> _Job a_: Repeat the entire text about the film 'And Violet' word for word.
===
Paul Gray, Lecturer in Film at Edinburgh Napier University, approached Scottish Adoption in 2015 with a film idea sparked by his family’s own experience of adoption. From past contact with the society, he knew they were interested in engaging its clients in innovative ways, and wanted to know if a film might work for their purposes. He remembers: “We recognised there was a similar dynamic in the ways we write scripts, and their caseworkers put together adoption profiles and cases.” Work began in earnest after the project won funding from a Scottish Funding Council Innovation Voucher.

Mr Gray created the characters and suggested potential storylines, while Scottish Adoption helped to inform the accuracy of the scenarios and arranged meetings with adoptive and birth parents, and a group of adopted teenagers. A film, ‘And Violet’ took shape, centring on the story of an adopted girl who accidentally bumps into her birth mother on a day out, in an encounter that sets off a series of reactions from everyone involved, including the girl’s adoptive mother. 

Anonymised details

Mr Gray remembers: “The teenage group influenced a lot of the detail of Violet’s character and story, such as suggesting that events took place around her 16th birthday.” Actress Hana McKenzie, who was cast as Violet, improvised video diaries in character using anonymised details of the teenagers’ own stories, which when shown to them generated more insight and realism from their reactions

The film premiered in 2017 to an invited audience of adoption & fostering, film and education communities, and public screenings took place during that year’s Adoption Week Scotland. Adoption Today magazine described it as ‘required viewing for anyone whose life, professional or personal, is touched by adoption’. ‘And Violet’ won both the Best Dramatic Feature Award & Special Jury Award for Best Performance at the Arizona International Film Festival in 2017. Scottish Adoption continues to use the film to create greater awareness of what contemporary ‘open’ adoption practices involve for all parties, while the fictional ‘Form E’ (adoption form) created for the film is used in the society’s training materials. .
===
> _Job b_: Write out the records again, starting with their first line and going on through the line with "label-left_host_n: Хост N". In those lines, substitute "ellipsis-marker" for "ellipsis-dot" and leave everything else unchanged.

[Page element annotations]
===
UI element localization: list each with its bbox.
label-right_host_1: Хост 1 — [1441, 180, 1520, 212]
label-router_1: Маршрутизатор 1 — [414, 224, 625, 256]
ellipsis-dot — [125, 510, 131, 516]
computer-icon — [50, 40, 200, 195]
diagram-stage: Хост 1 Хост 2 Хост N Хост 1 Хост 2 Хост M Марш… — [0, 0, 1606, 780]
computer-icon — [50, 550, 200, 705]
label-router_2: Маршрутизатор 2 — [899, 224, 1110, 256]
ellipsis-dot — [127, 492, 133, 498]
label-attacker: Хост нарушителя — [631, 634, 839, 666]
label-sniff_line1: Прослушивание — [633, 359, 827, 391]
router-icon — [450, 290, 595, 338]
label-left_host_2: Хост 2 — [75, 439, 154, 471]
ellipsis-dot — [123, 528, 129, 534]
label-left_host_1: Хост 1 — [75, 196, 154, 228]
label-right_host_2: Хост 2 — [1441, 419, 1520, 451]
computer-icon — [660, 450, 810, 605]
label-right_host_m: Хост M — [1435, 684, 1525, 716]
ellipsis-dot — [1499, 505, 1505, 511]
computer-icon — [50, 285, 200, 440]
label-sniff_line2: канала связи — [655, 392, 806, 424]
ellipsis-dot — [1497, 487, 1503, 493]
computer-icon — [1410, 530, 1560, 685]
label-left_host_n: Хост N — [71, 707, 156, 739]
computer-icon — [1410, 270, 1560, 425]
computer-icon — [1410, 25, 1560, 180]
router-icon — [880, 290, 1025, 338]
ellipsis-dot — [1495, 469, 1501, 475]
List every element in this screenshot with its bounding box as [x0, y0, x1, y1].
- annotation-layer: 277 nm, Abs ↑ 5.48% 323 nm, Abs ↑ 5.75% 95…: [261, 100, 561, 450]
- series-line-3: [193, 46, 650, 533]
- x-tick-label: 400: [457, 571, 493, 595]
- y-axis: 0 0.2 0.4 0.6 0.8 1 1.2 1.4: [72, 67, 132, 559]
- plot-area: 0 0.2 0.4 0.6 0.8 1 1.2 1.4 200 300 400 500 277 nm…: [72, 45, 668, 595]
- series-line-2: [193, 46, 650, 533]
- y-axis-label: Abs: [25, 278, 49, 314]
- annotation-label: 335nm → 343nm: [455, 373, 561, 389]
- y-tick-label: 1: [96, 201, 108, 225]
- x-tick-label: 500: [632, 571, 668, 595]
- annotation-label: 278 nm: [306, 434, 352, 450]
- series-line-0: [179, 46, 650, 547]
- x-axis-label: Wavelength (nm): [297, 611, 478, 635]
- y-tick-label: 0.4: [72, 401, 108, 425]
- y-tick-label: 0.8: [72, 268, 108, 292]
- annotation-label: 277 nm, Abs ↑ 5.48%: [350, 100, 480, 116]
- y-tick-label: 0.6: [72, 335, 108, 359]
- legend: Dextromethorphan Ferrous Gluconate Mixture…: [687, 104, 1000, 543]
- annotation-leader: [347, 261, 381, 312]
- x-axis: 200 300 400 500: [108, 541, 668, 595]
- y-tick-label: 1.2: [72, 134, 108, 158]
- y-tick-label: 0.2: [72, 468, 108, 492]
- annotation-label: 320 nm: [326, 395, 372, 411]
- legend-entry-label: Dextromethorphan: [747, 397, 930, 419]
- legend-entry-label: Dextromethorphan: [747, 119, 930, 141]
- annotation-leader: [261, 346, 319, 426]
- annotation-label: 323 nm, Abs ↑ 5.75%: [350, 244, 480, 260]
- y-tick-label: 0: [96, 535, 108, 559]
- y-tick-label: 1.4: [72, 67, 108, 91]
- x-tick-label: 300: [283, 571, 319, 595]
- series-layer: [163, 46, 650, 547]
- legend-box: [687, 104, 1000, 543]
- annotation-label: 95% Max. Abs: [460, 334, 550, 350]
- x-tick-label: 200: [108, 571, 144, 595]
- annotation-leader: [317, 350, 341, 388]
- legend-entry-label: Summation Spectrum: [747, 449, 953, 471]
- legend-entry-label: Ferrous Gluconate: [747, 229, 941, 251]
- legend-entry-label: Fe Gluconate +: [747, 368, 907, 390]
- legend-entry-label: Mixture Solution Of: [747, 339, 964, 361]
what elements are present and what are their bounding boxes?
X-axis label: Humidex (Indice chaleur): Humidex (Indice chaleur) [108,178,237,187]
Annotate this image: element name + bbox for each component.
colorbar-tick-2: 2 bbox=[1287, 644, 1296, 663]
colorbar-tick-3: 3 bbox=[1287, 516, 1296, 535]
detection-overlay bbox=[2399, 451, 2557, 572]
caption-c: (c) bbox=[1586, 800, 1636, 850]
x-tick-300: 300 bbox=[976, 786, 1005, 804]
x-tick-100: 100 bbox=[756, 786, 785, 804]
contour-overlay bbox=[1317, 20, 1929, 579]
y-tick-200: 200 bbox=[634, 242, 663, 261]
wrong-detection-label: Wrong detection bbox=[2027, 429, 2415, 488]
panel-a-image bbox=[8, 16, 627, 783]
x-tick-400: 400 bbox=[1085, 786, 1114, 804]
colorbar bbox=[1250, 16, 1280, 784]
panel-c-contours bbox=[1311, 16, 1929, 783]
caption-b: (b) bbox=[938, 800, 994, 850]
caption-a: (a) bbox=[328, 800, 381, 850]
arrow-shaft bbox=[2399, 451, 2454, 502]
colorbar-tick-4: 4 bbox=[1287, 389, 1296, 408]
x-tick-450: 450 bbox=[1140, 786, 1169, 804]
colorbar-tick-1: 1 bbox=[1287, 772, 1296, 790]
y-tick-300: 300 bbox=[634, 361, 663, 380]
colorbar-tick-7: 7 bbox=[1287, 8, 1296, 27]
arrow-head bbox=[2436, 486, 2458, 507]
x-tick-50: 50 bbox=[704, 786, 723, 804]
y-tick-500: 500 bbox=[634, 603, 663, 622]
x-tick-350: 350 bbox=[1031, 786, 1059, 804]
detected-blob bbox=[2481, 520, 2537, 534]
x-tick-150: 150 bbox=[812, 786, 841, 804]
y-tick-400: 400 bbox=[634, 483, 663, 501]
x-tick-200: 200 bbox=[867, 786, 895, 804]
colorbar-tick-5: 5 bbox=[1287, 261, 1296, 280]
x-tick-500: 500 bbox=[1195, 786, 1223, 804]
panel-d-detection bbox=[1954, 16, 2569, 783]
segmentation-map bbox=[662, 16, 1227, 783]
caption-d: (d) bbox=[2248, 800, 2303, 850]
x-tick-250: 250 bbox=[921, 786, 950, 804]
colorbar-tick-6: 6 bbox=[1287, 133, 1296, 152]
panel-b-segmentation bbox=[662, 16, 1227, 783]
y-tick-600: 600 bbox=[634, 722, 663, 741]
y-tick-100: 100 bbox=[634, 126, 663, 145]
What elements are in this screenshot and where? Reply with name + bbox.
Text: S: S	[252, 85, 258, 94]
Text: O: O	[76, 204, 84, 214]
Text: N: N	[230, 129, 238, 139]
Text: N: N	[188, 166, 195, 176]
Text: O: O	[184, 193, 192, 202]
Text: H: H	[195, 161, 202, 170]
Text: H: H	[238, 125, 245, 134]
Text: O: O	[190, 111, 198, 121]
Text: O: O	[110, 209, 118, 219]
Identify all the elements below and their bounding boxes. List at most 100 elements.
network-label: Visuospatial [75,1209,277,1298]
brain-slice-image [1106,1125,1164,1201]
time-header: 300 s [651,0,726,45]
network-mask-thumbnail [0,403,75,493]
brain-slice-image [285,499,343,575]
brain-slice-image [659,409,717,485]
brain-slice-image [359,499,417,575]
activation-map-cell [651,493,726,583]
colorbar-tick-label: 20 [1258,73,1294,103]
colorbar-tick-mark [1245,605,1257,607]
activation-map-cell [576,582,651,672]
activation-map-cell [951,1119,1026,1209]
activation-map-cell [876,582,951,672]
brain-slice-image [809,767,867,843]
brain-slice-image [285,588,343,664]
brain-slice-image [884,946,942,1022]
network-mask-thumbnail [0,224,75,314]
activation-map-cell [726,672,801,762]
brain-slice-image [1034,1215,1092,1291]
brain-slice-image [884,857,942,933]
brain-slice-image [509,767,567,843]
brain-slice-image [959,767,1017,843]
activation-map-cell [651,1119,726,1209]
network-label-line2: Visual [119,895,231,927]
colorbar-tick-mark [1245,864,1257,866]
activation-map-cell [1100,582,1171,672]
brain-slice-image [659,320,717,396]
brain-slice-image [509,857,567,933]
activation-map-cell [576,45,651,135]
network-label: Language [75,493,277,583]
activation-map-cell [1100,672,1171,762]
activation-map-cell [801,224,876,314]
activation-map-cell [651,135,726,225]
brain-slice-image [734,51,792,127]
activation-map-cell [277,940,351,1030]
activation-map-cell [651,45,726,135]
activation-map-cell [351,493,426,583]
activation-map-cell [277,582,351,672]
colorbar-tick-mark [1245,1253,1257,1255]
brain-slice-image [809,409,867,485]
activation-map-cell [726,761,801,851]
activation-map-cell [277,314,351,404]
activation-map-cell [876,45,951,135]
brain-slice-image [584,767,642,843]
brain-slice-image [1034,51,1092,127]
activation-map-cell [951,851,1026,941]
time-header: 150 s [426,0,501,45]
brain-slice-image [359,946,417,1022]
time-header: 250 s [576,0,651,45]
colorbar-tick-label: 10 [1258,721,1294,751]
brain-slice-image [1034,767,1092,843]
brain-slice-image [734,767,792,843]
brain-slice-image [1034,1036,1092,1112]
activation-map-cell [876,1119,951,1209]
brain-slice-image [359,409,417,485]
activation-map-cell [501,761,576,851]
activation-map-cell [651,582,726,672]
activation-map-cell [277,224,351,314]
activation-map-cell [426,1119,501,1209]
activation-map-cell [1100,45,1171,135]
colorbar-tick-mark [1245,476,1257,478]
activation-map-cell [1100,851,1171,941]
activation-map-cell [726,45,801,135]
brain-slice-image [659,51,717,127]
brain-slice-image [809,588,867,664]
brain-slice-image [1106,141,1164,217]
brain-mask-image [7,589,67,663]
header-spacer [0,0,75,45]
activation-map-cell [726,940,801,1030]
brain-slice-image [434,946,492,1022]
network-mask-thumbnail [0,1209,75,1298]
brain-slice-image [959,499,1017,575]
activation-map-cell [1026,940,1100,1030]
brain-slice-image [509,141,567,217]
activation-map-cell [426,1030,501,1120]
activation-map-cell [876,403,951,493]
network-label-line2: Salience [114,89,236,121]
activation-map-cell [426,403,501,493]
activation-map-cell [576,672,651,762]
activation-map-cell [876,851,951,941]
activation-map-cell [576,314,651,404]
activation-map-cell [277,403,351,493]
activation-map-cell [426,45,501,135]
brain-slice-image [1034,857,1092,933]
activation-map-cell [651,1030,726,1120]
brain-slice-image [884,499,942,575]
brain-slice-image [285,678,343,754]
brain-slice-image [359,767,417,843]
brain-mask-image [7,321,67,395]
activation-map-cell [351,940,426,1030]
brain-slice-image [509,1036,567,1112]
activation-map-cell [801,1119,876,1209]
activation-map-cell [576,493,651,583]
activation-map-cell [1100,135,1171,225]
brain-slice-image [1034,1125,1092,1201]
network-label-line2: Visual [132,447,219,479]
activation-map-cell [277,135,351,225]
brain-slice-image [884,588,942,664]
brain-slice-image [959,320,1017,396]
===
> _Task solution a_:
Paul Gray, Lecturer in Film at Edinburgh Napier University, approached Scottish Adoption in 2015 with a film idea sparked by his family’s own experience of adoption. From past contact with the society, he knew they were interested in engaging its clients in innovative ways, and wanted to know if a film might work for their purposes. He remembers: “We recognised there was a similar dynamic in the ways we write scripts, and their caseworkers put together adoption profiles and cases.” Work began in earnest after the project won funding from a Scottish Funding Council Innovation Voucher.

Mr Gray created the characters and suggested potential storylines, while Scottish Adoption helped to inform the accuracy of the scenarios and arranged meetings with adoptive and birth parents, and a group of adopted teenagers. A film, ‘And Violet’ took shape, centring on the story of an adopted girl who accidentally bumps into her birth mother on a day out, in an encounter that sets off a series of reactions from everyone involved, including the girl’s adoptive mother. 

Anonymised details

Mr Gray remembers: “The teenage group influenced a lot of the detail of Violet’s character and story, such as suggesting that events took place around her 16th birthday.” Actress Hana McKenzie, who was cast as Violet, improvised video diaries in character using anonymised details of the teenagers’ own stories, which when shown to them generated more insight and realism from their reactions

The film premiered in 2017 to an invited audience of adoption & fostering, film and education communities, and public screenings took place during that year’s Adoption Week Scotland. Adoption Today magazine described it as ‘required viewing for anyone whose life, professional or personal, is touched by adoption’. ‘And Violet’ won both the Best Dramatic Feature Award & Special Jury Award for Best Performance at the Arizona International Film Festival in 2017. Scottish Adoption continues to use the film to create greater awareness of what contemporary ‘open’ adoption practices involve for all parties, while the fictional ‘Form E’ (adoption form) created for the film is used in the society’s training materials. .

> _Task solution b_:
UI element localization: list each with its bbox.
label-right_host_1: Хост 1 — [1441, 180, 1520, 212]
label-router_1: Маршрутизатор 1 — [414, 224, 625, 256]
ellipsis-marker — [125, 510, 131, 516]
computer-icon — [50, 40, 200, 195]
diagram-stage: Хост 1 Хост 2 Хост N Хост 1 Хост 2 Хост M Марш… — [0, 0, 1606, 780]
computer-icon — [50, 550, 200, 705]
label-router_2: Маршрутизатор 2 — [899, 224, 1110, 256]
ellipsis-marker — [127, 492, 133, 498]
label-attacker: Хост нарушителя — [631, 634, 839, 666]
label-sniff_line1: Прослушивание — [633, 359, 827, 391]
router-icon — [450, 290, 595, 338]
label-left_host_2: Хост 2 — [75, 439, 154, 471]
ellipsis-marker — [123, 528, 129, 534]
label-left_host_1: Хост 1 — [75, 196, 154, 228]
label-right_host_2: Хост 2 — [1441, 419, 1520, 451]
computer-icon — [660, 450, 810, 605]
label-right_host_m: Хост M — [1435, 684, 1525, 716]
ellipsis-marker — [1499, 505, 1505, 511]
computer-icon — [50, 285, 200, 440]
label-sniff_line2: канала связи — [655, 392, 806, 424]
ellipsis-marker — [1497, 487, 1503, 493]
computer-icon — [1410, 530, 1560, 685]
label-left_host_n: Хост N — [71, 707, 156, 739]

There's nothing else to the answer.